---- Input

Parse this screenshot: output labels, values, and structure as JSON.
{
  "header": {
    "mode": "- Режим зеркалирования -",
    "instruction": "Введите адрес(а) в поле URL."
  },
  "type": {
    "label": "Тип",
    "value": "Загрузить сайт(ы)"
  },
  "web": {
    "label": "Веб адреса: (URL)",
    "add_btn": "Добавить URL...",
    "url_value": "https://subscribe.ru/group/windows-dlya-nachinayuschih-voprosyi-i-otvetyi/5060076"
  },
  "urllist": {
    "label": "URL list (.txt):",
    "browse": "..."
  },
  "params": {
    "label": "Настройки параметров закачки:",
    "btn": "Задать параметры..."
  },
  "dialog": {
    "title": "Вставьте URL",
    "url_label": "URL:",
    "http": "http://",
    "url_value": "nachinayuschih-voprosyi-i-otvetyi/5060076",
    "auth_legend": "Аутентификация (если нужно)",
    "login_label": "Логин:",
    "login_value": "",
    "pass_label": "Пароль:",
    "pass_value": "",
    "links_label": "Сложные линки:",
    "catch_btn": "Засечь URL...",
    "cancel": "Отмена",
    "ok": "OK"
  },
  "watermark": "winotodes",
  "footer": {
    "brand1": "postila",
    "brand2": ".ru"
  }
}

--------
---- Input

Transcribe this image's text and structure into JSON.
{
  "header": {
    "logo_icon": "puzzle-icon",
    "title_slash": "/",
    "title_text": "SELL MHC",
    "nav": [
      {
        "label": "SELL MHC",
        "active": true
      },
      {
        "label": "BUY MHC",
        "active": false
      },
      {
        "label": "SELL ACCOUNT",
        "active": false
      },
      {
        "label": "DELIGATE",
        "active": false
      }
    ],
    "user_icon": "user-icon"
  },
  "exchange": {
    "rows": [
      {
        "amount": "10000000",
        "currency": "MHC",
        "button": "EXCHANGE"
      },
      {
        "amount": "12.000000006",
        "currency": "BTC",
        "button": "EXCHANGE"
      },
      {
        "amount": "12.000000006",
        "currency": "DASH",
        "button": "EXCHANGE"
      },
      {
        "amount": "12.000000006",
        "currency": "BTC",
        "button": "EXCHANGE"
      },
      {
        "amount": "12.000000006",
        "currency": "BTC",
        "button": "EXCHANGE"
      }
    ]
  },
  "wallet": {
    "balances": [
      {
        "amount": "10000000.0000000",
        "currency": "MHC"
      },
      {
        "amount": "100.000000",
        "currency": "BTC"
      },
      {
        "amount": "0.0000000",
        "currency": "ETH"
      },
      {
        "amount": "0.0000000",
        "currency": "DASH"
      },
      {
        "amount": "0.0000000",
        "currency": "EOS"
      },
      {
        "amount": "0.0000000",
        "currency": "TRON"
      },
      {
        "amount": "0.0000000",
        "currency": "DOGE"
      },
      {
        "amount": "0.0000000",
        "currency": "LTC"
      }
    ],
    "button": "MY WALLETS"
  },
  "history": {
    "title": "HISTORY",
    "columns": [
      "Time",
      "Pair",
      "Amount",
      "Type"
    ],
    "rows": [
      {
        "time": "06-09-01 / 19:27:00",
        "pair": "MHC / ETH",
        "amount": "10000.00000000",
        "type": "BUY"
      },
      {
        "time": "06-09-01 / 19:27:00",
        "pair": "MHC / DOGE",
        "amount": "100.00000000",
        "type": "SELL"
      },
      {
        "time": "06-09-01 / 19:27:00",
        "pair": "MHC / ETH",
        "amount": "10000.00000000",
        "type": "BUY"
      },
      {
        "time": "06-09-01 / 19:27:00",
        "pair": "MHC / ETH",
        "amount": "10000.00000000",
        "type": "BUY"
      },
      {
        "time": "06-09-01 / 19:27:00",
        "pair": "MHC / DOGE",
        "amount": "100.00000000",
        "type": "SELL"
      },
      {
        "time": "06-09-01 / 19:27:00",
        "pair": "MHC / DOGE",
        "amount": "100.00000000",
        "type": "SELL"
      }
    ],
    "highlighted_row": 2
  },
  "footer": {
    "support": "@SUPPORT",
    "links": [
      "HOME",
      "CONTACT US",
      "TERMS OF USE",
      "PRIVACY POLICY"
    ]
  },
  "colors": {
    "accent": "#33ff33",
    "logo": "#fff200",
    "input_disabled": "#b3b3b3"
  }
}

--------
---- Input

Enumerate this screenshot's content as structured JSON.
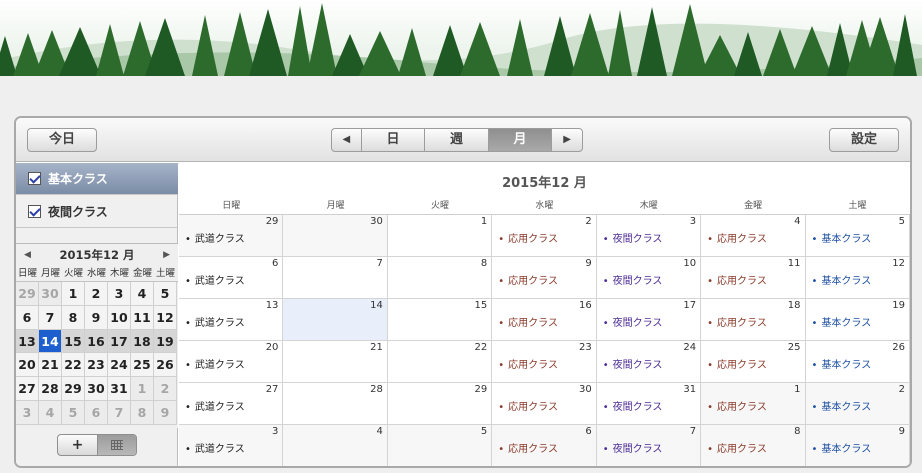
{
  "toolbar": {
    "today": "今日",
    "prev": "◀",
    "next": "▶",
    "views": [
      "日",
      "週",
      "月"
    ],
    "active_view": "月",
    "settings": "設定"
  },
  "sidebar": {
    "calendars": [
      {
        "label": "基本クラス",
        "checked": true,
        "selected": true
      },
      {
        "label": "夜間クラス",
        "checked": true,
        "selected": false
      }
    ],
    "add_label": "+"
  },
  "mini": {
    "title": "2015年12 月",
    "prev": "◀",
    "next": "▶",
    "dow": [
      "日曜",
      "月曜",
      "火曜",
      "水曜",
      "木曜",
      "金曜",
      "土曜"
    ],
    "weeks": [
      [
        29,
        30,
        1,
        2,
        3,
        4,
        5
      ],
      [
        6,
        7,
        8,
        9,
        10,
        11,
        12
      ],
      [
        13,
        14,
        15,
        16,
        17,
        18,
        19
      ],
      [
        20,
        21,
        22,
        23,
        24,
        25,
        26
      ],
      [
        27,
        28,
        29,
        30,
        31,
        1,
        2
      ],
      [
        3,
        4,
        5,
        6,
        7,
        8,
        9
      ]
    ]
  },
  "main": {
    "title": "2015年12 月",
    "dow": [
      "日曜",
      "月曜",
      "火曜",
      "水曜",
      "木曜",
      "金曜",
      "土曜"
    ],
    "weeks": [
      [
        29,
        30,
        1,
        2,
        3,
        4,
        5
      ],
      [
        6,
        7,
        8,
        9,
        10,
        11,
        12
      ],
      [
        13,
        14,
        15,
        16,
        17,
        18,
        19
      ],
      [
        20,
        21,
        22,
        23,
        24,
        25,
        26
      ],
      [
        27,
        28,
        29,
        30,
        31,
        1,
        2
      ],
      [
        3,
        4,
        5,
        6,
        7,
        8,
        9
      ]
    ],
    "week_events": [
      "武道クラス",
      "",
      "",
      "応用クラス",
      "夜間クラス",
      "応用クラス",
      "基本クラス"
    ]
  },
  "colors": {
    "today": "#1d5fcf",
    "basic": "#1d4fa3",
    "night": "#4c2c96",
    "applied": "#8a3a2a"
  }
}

--------

* [Stated goal]:
Copy out the lines in which the string "nachinayuschih" appears.

* [Expected output]:
    "url_value": "https://subscribe.ru/group/windows-dlya-nachinayuschih-voprosyi-i-otvetyi/5060076"
    "url_value": "nachinayuschih-voprosyi-i-otvetyi/5060076",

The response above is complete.